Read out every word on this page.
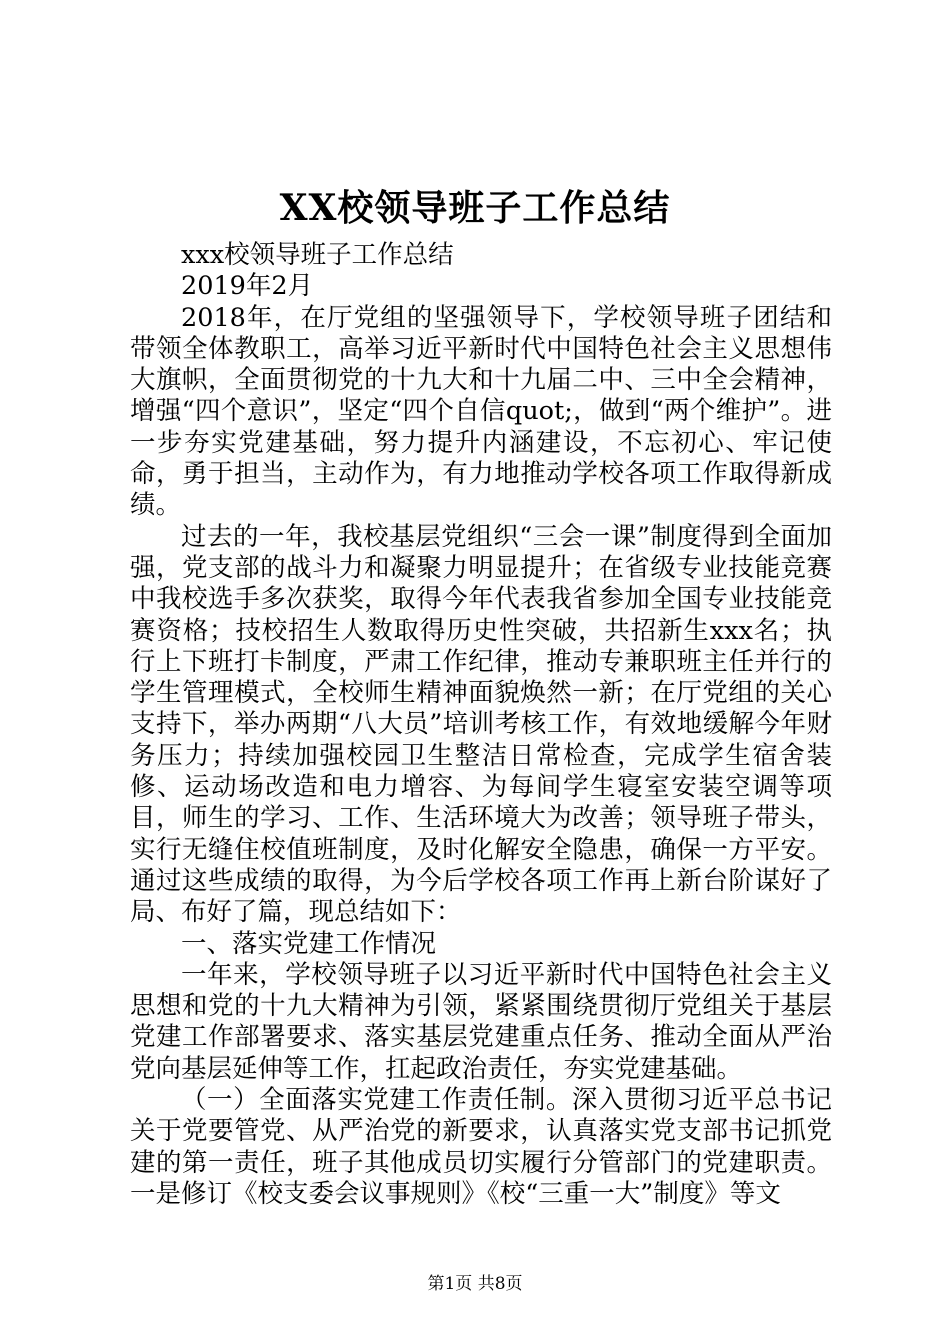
XX校领导班子工作总结

xxx校领导班子工作总结

2019年2月

2018年，在厅党组的坚强领导下，学校领导班子团结和带领全体教职工，高举习近平新时代中国特色社会主义思想伟大旗帜，全面贯彻党的十九大和十九届二中、三中全会精神，增强“四个意识”，坚定“四个自信quot;，做到“两个维护”。进一步夯实党建基础，努力提升内涵建设，不忘初心、牢记使命，勇于担当，主动作为，有力地推动学校各项工作取得新成绩。

过去的一年，我校基层党组织“三会一课”制度得到全面加强，党支部的战斗力和凝聚力明显提升；在省级专业技能竞赛中我校选手多次获奖，取得今年代表我省参加全国专业技能竞赛资格；技校招生人数取得历史性突破，共招新生xxx名；执行上下班打卡制度，严肃工作纪律，推动专兼职班主任并行的学生管理模式，全校师生精神面貌焕然一新；在厅党组的关心支持下，举办两期“八大员”培训考核工作，有效地缓解今年财务压力；持续加强校园卫生整洁日常检查，完成学生宿舍装修、运动场改造和电力增容、为每间学生寝室安装空调等项目，师生的学习、工作、生活环境大为改善；领导班子带头，实行无缝住校值班制度，及时化解安全隐患，确保一方平安。通过这些成绩的取得，为今后学校各项工作再上新台阶谋好了局、布好了篇，现总结如下：

一、落实党建工作情况

一年来，学校领导班子以习近平新时代中国特色社会主义思想和党的十九大精神为引领，紧紧围绕贯彻厅党组关于基层党建工作部署要求、落实基层党建重点任务、推动全面从严治党向基层延伸等工作，扛起政治责任，夯实党建基础。

（一）全面落实党建工作责任制。深入贯彻习近平总书记关于党要管党、从严治党的新要求，认真落实党支部书记抓党建的第一责任，班子其他成员切实履行分管部门的党建职责。一是修订《校支委会议事规则》《校“三重一大”制度》等文

第1页 共8页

──────────────────────────────

**GIVEN INSTRUCTION:** Every line above should be returned exactly; the pictures stay out.

**OUTPUT FOR THIS TASK:**
Read out every word on this page.
XX校领导班子工作总结

xxx校领导班子工作总结

2019年2月

2018年，在厅党组的坚强领导下，学校领导班子团结和带领全体教职工，高举习近平新时代中国特色社会主义思想伟大旗帜，全面贯彻党的十九大和十九届二中、三中全会精神，增强“四个意识”，坚定“四个自信quot;，做到“两个维护”。进一步夯实党建基础，努力提升内涵建设，不忘初心、牢记使命，勇于担当，主动作为，有力地推动学校各项工作取得新成绩。

过去的一年，我校基层党组织“三会一课”制度得到全面加强，党支部的战斗力和凝聚力明显提升；在省级专业技能竞赛中我校选手多次获奖，取得今年代表我省参加全国专业技能竞赛资格；技校招生人数取得历史性突破，共招新生xxx名；执行上下班打卡制度，严肃工作纪律，推动专兼职班主任并行的学生管理模式，全校师生精神面貌焕然一新；在厅党组的关心支持下，举办两期“八大员”培训考核工作，有效地缓解今年财务压力；持续加强校园卫生整洁日常检查，完成学生宿舍装修、运动场改造和电力增容、为每间学生寝室安装空调等项目，师生的学习、工作、生活环境大为改善；领导班子带头，实行无缝住校值班制度，及时化解安全隐患，确保一方平安。通过这些成绩的取得，为今后学校各项工作再上新台阶谋好了局、布好了篇，现总结如下：

一、落实党建工作情况

一年来，学校领导班子以习近平新时代中国特色社会主义思想和党的十九大精神为引领，紧紧围绕贯彻厅党组关于基层党建工作部署要求、落实基层党建重点任务、推动全面从严治党向基层延伸等工作，扛起政治责任，夯实党建基础。

（一）全面落实党建工作责任制。深入贯彻习近平总书记关于党要管党、从严治党的新要求，认真落实党支部书记抓党建的第一责任，班子其他成员切实履行分管部门的党建职责。一是修订《校支委会议事规则》《校“三重一大”制度》等文

第1页 共8页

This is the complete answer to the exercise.